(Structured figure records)
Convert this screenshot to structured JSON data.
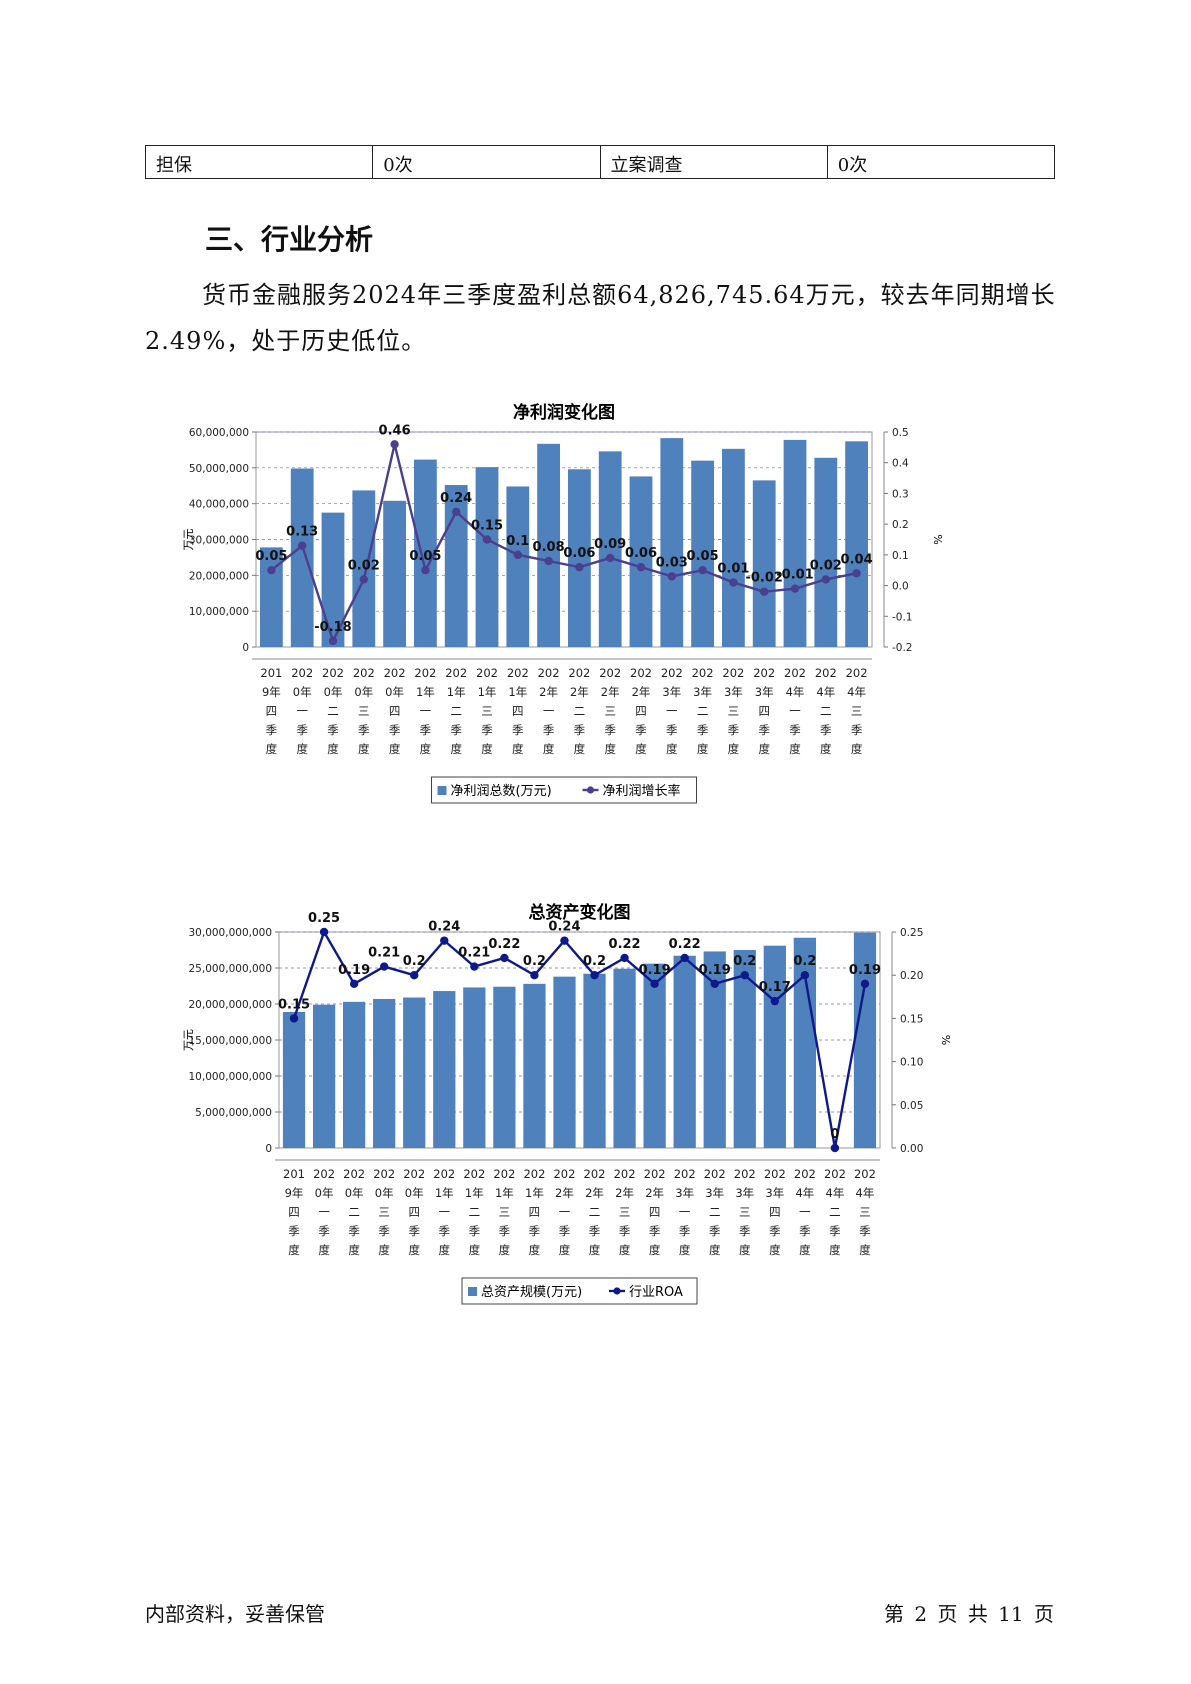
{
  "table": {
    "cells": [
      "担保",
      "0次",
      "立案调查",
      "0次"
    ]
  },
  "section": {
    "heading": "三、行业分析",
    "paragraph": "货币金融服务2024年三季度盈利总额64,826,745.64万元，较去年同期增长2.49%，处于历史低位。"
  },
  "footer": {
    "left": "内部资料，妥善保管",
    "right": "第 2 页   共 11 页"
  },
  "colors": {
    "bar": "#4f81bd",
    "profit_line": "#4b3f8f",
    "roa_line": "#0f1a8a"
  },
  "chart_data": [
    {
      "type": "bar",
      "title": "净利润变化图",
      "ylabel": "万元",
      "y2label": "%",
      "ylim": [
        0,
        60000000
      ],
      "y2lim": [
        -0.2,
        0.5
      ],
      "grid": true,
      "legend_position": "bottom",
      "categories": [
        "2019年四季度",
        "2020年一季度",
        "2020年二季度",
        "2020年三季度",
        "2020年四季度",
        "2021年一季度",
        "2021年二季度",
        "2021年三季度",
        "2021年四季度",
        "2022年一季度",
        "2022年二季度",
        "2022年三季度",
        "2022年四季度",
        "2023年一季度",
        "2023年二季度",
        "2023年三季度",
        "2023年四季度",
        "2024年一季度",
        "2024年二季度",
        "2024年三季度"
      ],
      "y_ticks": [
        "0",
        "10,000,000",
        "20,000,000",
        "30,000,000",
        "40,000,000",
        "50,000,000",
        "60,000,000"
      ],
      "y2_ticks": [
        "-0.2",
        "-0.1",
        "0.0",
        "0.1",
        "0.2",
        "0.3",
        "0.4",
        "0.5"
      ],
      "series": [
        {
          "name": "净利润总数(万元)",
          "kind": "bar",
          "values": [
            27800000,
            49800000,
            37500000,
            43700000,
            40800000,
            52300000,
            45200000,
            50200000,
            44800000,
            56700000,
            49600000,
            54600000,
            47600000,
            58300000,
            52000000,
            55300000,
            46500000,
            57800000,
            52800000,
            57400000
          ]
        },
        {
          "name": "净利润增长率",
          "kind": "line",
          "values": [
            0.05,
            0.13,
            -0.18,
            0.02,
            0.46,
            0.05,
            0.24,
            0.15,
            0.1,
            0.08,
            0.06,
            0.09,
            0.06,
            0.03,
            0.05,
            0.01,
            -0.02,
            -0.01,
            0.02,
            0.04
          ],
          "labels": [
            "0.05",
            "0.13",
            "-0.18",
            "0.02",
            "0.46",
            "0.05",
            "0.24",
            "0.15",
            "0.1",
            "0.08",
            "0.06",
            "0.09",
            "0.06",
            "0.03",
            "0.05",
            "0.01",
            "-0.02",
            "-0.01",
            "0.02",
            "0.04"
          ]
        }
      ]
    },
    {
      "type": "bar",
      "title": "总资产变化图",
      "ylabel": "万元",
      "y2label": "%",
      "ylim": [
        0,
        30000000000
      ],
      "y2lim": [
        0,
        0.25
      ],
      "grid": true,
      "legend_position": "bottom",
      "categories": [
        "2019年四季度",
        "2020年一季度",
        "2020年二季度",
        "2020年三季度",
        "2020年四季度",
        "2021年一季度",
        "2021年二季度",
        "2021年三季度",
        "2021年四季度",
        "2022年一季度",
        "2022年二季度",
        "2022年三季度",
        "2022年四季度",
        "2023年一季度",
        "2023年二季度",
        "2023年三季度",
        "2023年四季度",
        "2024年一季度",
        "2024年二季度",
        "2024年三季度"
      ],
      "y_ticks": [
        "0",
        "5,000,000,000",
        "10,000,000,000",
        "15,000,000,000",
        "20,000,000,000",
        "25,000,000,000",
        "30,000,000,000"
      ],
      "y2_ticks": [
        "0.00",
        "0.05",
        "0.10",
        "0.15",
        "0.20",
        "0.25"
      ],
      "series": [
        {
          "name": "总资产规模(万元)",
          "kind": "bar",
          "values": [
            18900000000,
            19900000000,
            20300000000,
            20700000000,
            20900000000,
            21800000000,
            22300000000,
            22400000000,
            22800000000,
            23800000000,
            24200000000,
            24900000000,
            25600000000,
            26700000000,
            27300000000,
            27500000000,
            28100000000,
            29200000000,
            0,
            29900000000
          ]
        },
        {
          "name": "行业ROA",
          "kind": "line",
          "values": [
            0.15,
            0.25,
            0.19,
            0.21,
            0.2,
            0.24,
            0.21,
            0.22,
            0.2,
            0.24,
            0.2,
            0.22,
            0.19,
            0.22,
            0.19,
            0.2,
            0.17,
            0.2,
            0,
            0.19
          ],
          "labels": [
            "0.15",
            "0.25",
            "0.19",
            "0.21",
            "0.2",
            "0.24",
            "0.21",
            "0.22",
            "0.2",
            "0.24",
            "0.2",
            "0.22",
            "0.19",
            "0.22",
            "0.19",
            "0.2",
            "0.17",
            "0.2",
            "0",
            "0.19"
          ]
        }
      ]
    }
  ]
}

Your task — Reproduce every record above exactly, but leave out the pictures.

Written solution —
Convert this screenshot to structured JSON data.
{
  "table": {
    "cells": [
      "担保",
      "0次",
      "立案调查",
      "0次"
    ]
  },
  "section": {
    "heading": "三、行业分析",
    "paragraph": "货币金融服务2024年三季度盈利总额64,826,745.64万元，较去年同期增长2.49%，处于历史低位。"
  },
  "footer": {
    "left": "内部资料，妥善保管",
    "right": "第 2 页   共 11 页"
  },
  "colors": {
    "bar": "#4f81bd",
    "profit_line": "#4b3f8f",
    "roa_line": "#0f1a8a"
  },
  "chart_data": [
    {
      "type": "bar",
      "title": "净利润变化图",
      "ylabel": "万元",
      "y2label": "%",
      "ylim": [
        0,
        60000000
      ],
      "y2lim": [
        -0.2,
        0.5
      ],
      "grid": true,
      "legend_position": "bottom",
      "categories": [
        "2019年四季度",
        "2020年一季度",
        "2020年二季度",
        "2020年三季度",
        "2020年四季度",
        "2021年一季度",
        "2021年二季度",
        "2021年三季度",
        "2021年四季度",
        "2022年一季度",
        "2022年二季度",
        "2022年三季度",
        "2022年四季度",
        "2023年一季度",
        "2023年二季度",
        "2023年三季度",
        "2023年四季度",
        "2024年一季度",
        "2024年二季度",
        "2024年三季度"
      ],
      "y_ticks": [
        "0",
        "10,000,000",
        "20,000,000",
        "30,000,000",
        "40,000,000",
        "50,000,000",
        "60,000,000"
      ],
      "y2_ticks": [
        "-0.2",
        "-0.1",
        "0.0",
        "0.1",
        "0.2",
        "0.3",
        "0.4",
        "0.5"
      ],
      "series": [
        {
          "name": "净利润总数(万元)",
          "kind": "bar",
          "values": [
            27800000,
            49800000,
            37500000,
            43700000,
            40800000,
            52300000,
            45200000,
            50200000,
            44800000,
            56700000,
            49600000,
            54600000,
            47600000,
            58300000,
            52000000,
            55300000,
            46500000,
            57800000,
            52800000,
            57400000
          ]
        },
        {
          "name": "净利润增长率",
          "kind": "line",
          "values": [
            0.05,
            0.13,
            -0.18,
            0.02,
            0.46,
            0.05,
            0.24,
            0.15,
            0.1,
            0.08,
            0.06,
            0.09,
            0.06,
            0.03,
            0.05,
            0.01,
            -0.02,
            -0.01,
            0.02,
            0.04
          ],
          "labels": [
            "0.05",
            "0.13",
            "-0.18",
            "0.02",
            "0.46",
            "0.05",
            "0.24",
            "0.15",
            "0.1",
            "0.08",
            "0.06",
            "0.09",
            "0.06",
            "0.03",
            "0.05",
            "0.01",
            "-0.02",
            "-0.01",
            "0.02",
            "0.04"
          ]
        }
      ]
    },
    {
      "type": "bar",
      "title": "总资产变化图",
      "ylabel": "万元",
      "y2label": "%",
      "ylim": [
        0,
        30000000000
      ],
      "y2lim": [
        0,
        0.25
      ],
      "grid": true,
      "legend_position": "bottom",
      "categories": [
        "2019年四季度",
        "2020年一季度",
        "2020年二季度",
        "2020年三季度",
        "2020年四季度",
        "2021年一季度",
        "2021年二季度",
        "2021年三季度",
        "2021年四季度",
        "2022年一季度",
        "2022年二季度",
        "2022年三季度",
        "2022年四季度",
        "2023年一季度",
        "2023年二季度",
        "2023年三季度",
        "2023年四季度",
        "2024年一季度",
        "2024年二季度",
        "2024年三季度"
      ],
      "y_ticks": [
        "0",
        "5,000,000,000",
        "10,000,000,000",
        "15,000,000,000",
        "20,000,000,000",
        "25,000,000,000",
        "30,000,000,000"
      ],
      "y2_ticks": [
        "0.00",
        "0.05",
        "0.10",
        "0.15",
        "0.20",
        "0.25"
      ],
      "series": [
        {
          "name": "总资产规模(万元)",
          "kind": "bar",
          "values": [
            18900000000,
            19900000000,
            20300000000,
            20700000000,
            20900000000,
            21800000000,
            22300000000,
            22400000000,
            22800000000,
            23800000000,
            24200000000,
            24900000000,
            25600000000,
            26700000000,
            27300000000,
            27500000000,
            28100000000,
            29200000000,
            0,
            29900000000
          ]
        },
        {
          "name": "行业ROA",
          "kind": "line",
          "values": [
            0.15,
            0.25,
            0.19,
            0.21,
            0.2,
            0.24,
            0.21,
            0.22,
            0.2,
            0.24,
            0.2,
            0.22,
            0.19,
            0.22,
            0.19,
            0.2,
            0.17,
            0.2,
            0,
            0.19
          ],
          "labels": [
            "0.15",
            "0.25",
            "0.19",
            "0.21",
            "0.2",
            "0.24",
            "0.21",
            "0.22",
            "0.2",
            "0.24",
            "0.2",
            "0.22",
            "0.19",
            "0.22",
            "0.19",
            "0.2",
            "0.17",
            "0.2",
            "0",
            "0.19"
          ]
        }
      ]
    }
  ]
}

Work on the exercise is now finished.